EXCERPTED DATA:
+-------+
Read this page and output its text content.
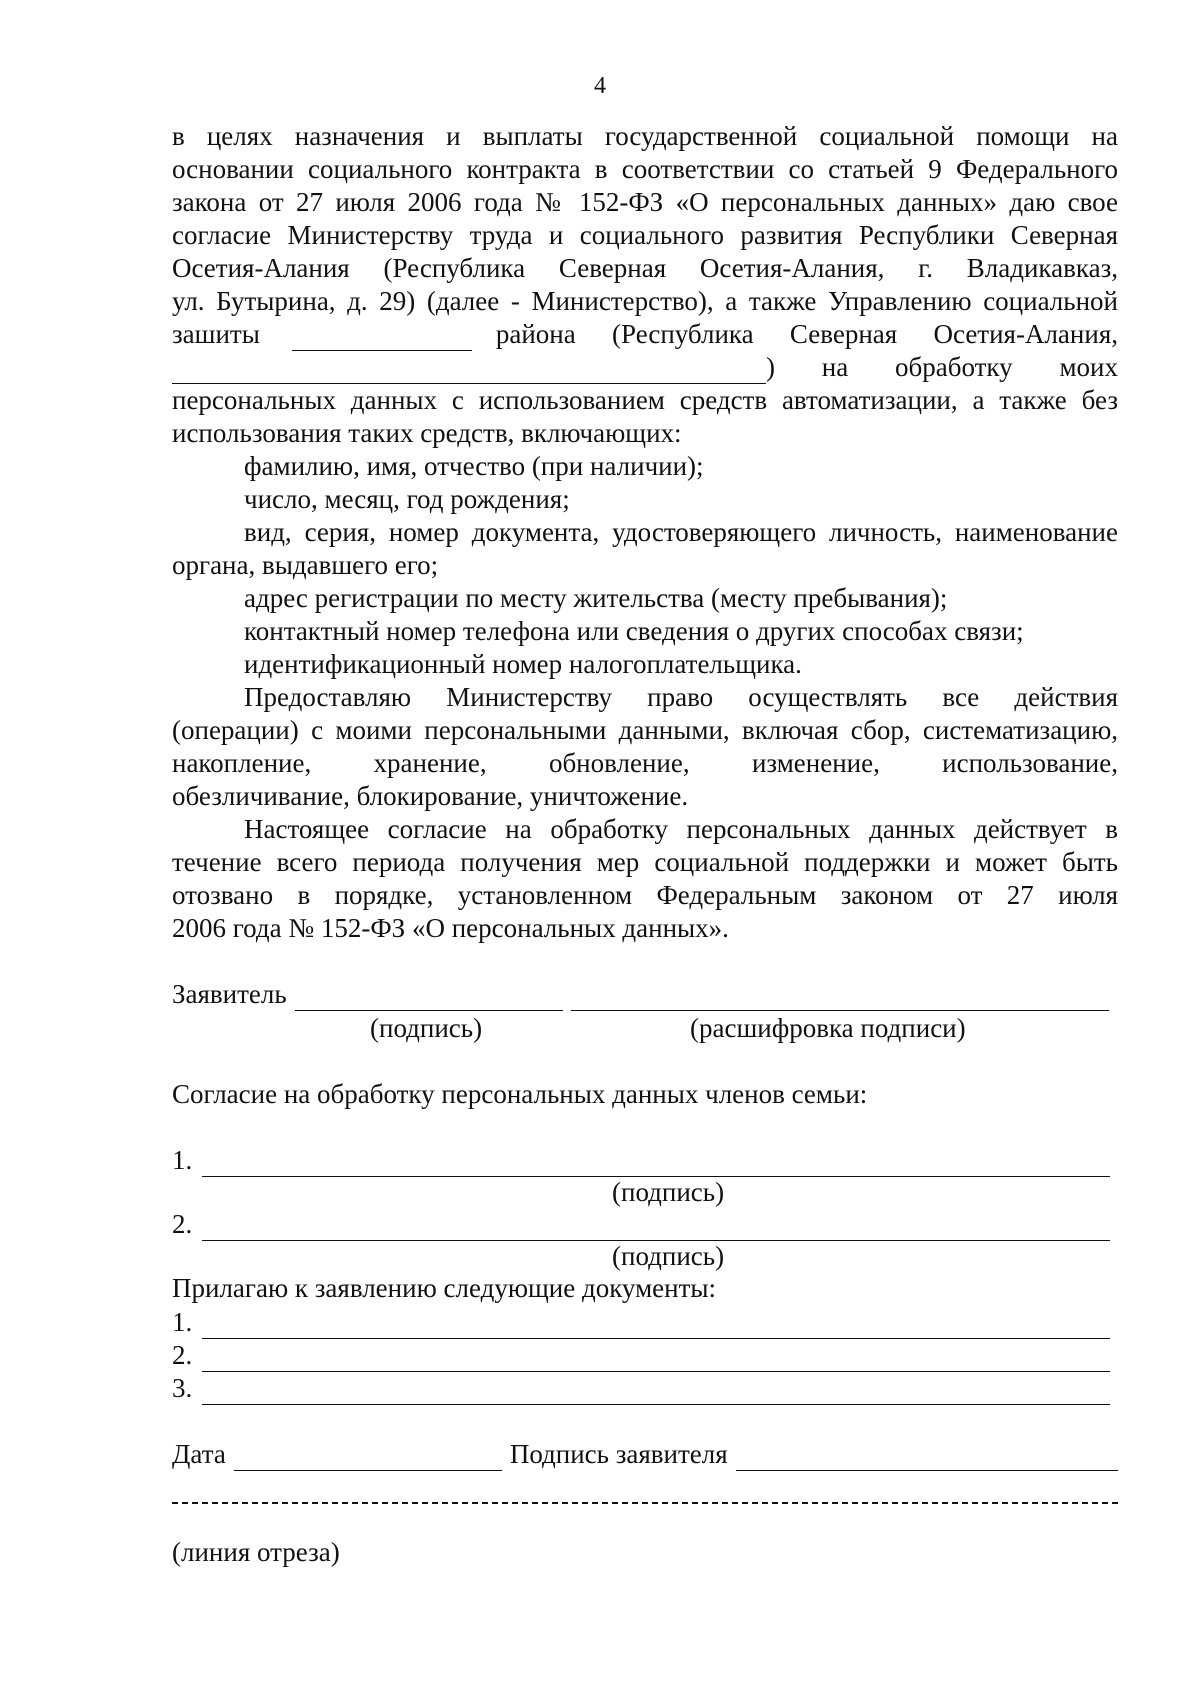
4

в целях назначения и выплаты государственной социальной помощи на

основании социального контракта в соответствии со статьей 9 Федерального

закона от 27 июля 2006 года № 152-ФЗ «О персональных данных» даю свое

согласие Министерству труда и социального развития Республики Северная

Осетия-Алания (Республика Северная Осетия-Алания, г. Владикавказ,

ул. Бутырина, д. 29) (далее - Министерство), а также Управлению социальной

зашиты	района (Республика Северная Осетия-Алания,

) на обработку моих

персональных данных с использованием средств автоматизации, а также без

использования таких средств, включающих:

фамилию, имя, отчество (при наличии);

число, месяц, год рождения;

вид, серия, номер документа, удостоверяющего личность, наименование

органа, выдавшего его;

адрес регистрации по месту жительства (месту пребывания);

контактный номер телефона или сведения о других способах связи;

идентификационный номер налогоплательщика.

Предоставляю Министерству право осуществлять все действия

(операции) с моими персональными данными, включая сбор, систематизацию,

накопление, хранение, обновление, изменение, использование,

обезличивание, блокирование, уничтожение.

Настоящее согласие на обработку персональных данных действует в

течение всего периода получения мер социальной поддержки и может быть

отозвано в порядке, установленном Федеральным законом от 27 июля

2006 года № 152-ФЗ «О персональных данных».

Заявитель
(подпись)	(расшифровка подписи)
Согласие на обработку персональных данных членов семьи:
1.
(подпись)
2.
(подпись)
Прилагаю к заявлению следующие документы:
1.
2.
3.
Дата	Подпись заявителя
(линия отреза)
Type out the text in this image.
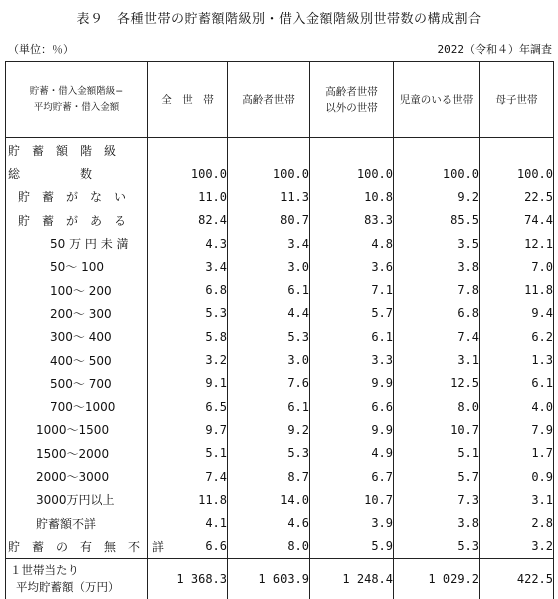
表９　各種世帯の貯蓄額階級別・借入金額階級別世帯数の構成割合
（単位：％）	2022（令和４）年調査
貯蓄・借入金額階級−
平均貯蓄・借入金額	全　世　帯	高齢者世帯	高齢者世帯
以外の世帯	児童のいる世帯	母子世帯
貯　蓄　額　階　級					
総　　　　　数	100.0	100.0	100.0	100.0	100.0
貯　蓄　が　な　い	11.0	11.3	10.8	9.2	22.5
貯　蓄　が　あ　る	82.4	80.7	83.3	85.5	74.4
50 万 円 未 満	4.3	3.4	4.8	3.5	12.1
50～ 100	3.4	3.0	3.6	3.8	7.0
100～ 200	6.8	6.1	7.1	7.8	11.8
200～ 300	5.3	4.4	5.7	6.8	9.4
300～ 400	5.8	5.3	6.1	7.4	6.2
400～ 500	3.2	3.0	3.3	3.1	1.3
500～ 700	9.1	7.6	9.9	12.5	6.1
700～1000	6.5	6.1	6.6	8.0	4.0
1000～1500	9.7	9.2	9.9	10.7	7.9
1500～2000	5.1	5.3	4.9	5.1	1.7
2000～3000	7.4	8.7	6.7	5.7	0.9
3000万円以上	11.8	14.0	10.7	7.3	3.1
貯蓄額不詳	4.1	4.6	3.9	3.8	2.8
貯　蓄　の　有　無　不　詳	6.6	8.0	5.9	5.3	3.2

１世帯当たり
平均貯蓄額（万円）	1 368.3	1 603.9	1 248.4	1 029.2	422.5
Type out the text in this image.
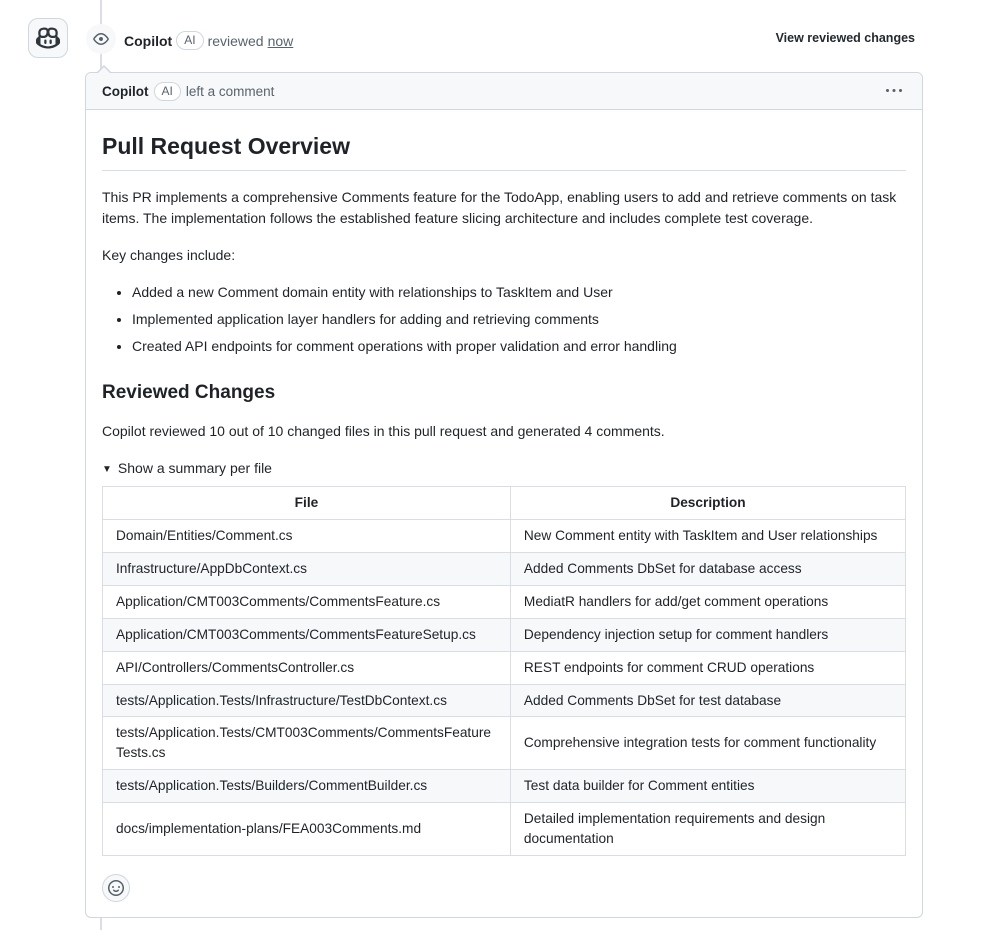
Copilot	AI reviewed now	View reviewed changes
Copilot	AI left a comment
Pull Request Overview

This PR implements a comprehensive Comments feature for the TodoApp, enabling users to add and retrieve comments on task items. The implementation follows the established feature slicing architecture and includes complete test coverage.

Key changes include:

• Added a new Comment domain entity with relationships to TaskItem and User
• Implemented application layer handlers for adding and retrieving comments
• Created API endpoints for comment operations with proper validation and error handling
Reviewed Changes

Copilot reviewed 10 out of 10 changed files in this pull request and generated 4 comments.

▼ Show a summary per file
File	Description
Domain/Entities/Comment.cs	New Comment entity with TaskItem and User relationships
Infrastructure/AppDbContext.cs	Added Comments DbSet for database access
Application/CMT003Comments/CommentsFeature.cs	MediatR handlers for add/get comment operations
Application/CMT003Comments/CommentsFeatureSetup.cs	Dependency injection setup for comment handlers
API/Controllers/CommentsController.cs	REST endpoints for comment CRUD operations
tests/Application.Tests/Infrastructure/TestDbContext.cs	Added Comments DbSet for test database
tests/Application.Tests/CMT003Comments/CommentsFeatureTests.cs	Comprehensive integration tests for comment functionality
tests/Application.Tests/Builders/CommentBuilder.cs	Test data builder for Comment entities
docs/implementation-plans/FEA003Comments.md	Detailed implementation requirements and design documentation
+-------+
WHAT THE TASK REQUIRES: Set down every record once more, word for word, without pictures.

RESPONSE TO THIS EXERCISE:
Read this page and output its text content.
4

в целях назначения и выплаты государственной социальной помощи на

основании социального контракта в соответствии со статьей 9 Федерального

закона от 27 июля 2006 года № 152-ФЗ «О персональных данных» даю свое

согласие Министерству труда и социального развития Республики Северная

Осетия-Алания (Республика Северная Осетия-Алания, г. Владикавказ,

ул. Бутырина, д. 29) (далее - Министерство), а также Управлению социальной

зашиты	района (Республика Северная Осетия-Алания,

) на обработку моих

персональных данных с использованием средств автоматизации, а также без

использования таких средств, включающих:

фамилию, имя, отчество (при наличии);

число, месяц, год рождения;

вид, серия, номер документа, удостоверяющего личность, наименование

органа, выдавшего его;

адрес регистрации по месту жительства (месту пребывания);

контактный номер телефона или сведения о других способах связи;

идентификационный номер налогоплательщика.

Предоставляю Министерству право осуществлять все действия

(операции) с моими персональными данными, включая сбор, систематизацию,

накопление, хранение, обновление, изменение, использование,

обезличивание, блокирование, уничтожение.

Настоящее согласие на обработку персональных данных действует в

течение всего периода получения мер социальной поддержки и может быть

отозвано в порядке, установленном Федеральным законом от 27 июля

2006 года № 152-ФЗ «О персональных данных».

Заявитель
(подпись)	(расшифровка подписи)
Согласие на обработку персональных данных членов семьи:
1.
(подпись)
2.
(подпись)
Прилагаю к заявлению следующие документы:
1.
2.
3.
Дата	Подпись заявителя
(линия отреза)
Type out the text in this image.
表９　各種世帯の貯蓄額階級別・借入金額階級別世帯数の構成割合
（単位：％）	2022（令和４）年調査
貯蓄・借入金額階級−
平均貯蓄・借入金額	全　世　帯	高齢者世帯	高齢者世帯
以外の世帯	児童のいる世帯	母子世帯
貯　蓄　額　階　級					
総　　　　　数	100.0	100.0	100.0	100.0	100.0
貯　蓄　が　な　い	11.0	11.3	10.8	9.2	22.5
貯　蓄　が　あ　る	82.4	80.7	83.3	85.5	74.4
50 万 円 未 満	4.3	3.4	4.8	3.5	12.1
50～ 100	3.4	3.0	3.6	3.8	7.0
100～ 200	6.8	6.1	7.1	7.8	11.8
200～ 300	5.3	4.4	5.7	6.8	9.4
300～ 400	5.8	5.3	6.1	7.4	6.2
400～ 500	3.2	3.0	3.3	3.1	1.3
500～ 700	9.1	7.6	9.9	12.5	6.1
700～1000	6.5	6.1	6.6	8.0	4.0
1000～1500	9.7	9.2	9.9	10.7	7.9
1500～2000	5.1	5.3	4.9	5.1	1.7
2000～3000	7.4	8.7	6.7	5.7	0.9
3000万円以上	11.8	14.0	10.7	7.3	3.1
貯蓄額不詳	4.1	4.6	3.9	3.8	2.8
貯　蓄　の　有　無　不　詳	6.6	8.0	5.9	5.3	3.2

１世帯当たり
平均貯蓄額（万円）	1 368.3	1 603.9	1 248.4	1 029.2	422.5
Type out the text in this image.
Copilot	AI reviewed now	View reviewed changes
Copilot	AI left a comment
Pull Request Overview

This PR implements a comprehensive Comments feature for the TodoApp, enabling users to add and retrieve comments on task items. The implementation follows the established feature slicing architecture and includes complete test coverage.

Key changes include:

• Added a new Comment domain entity with relationships to TaskItem and User
• Implemented application layer handlers for adding and retrieving comments
• Created API endpoints for comment operations with proper validation and error handling
Reviewed Changes

Copilot reviewed 10 out of 10 changed files in this pull request and generated 4 comments.

▼ Show a summary per file
File	Description
Domain/Entities/Comment.cs	New Comment entity with TaskItem and User relationships
Infrastructure/AppDbContext.cs	Added Comments DbSet for database access
Application/CMT003Comments/CommentsFeature.cs	MediatR handlers for add/get comment operations
Application/CMT003Comments/CommentsFeatureSetup.cs	Dependency injection setup for comment handlers
API/Controllers/CommentsController.cs	REST endpoints for comment CRUD operations
tests/Application.Tests/Infrastructure/TestDbContext.cs	Added Comments DbSet for test database
tests/Application.Tests/CMT003Comments/CommentsFeatureTests.cs	Comprehensive integration tests for comment functionality
tests/Application.Tests/Builders/CommentBuilder.cs	Test data builder for Comment entities
docs/implementation-plans/FEA003Comments.md	Detailed implementation requirements and design documentation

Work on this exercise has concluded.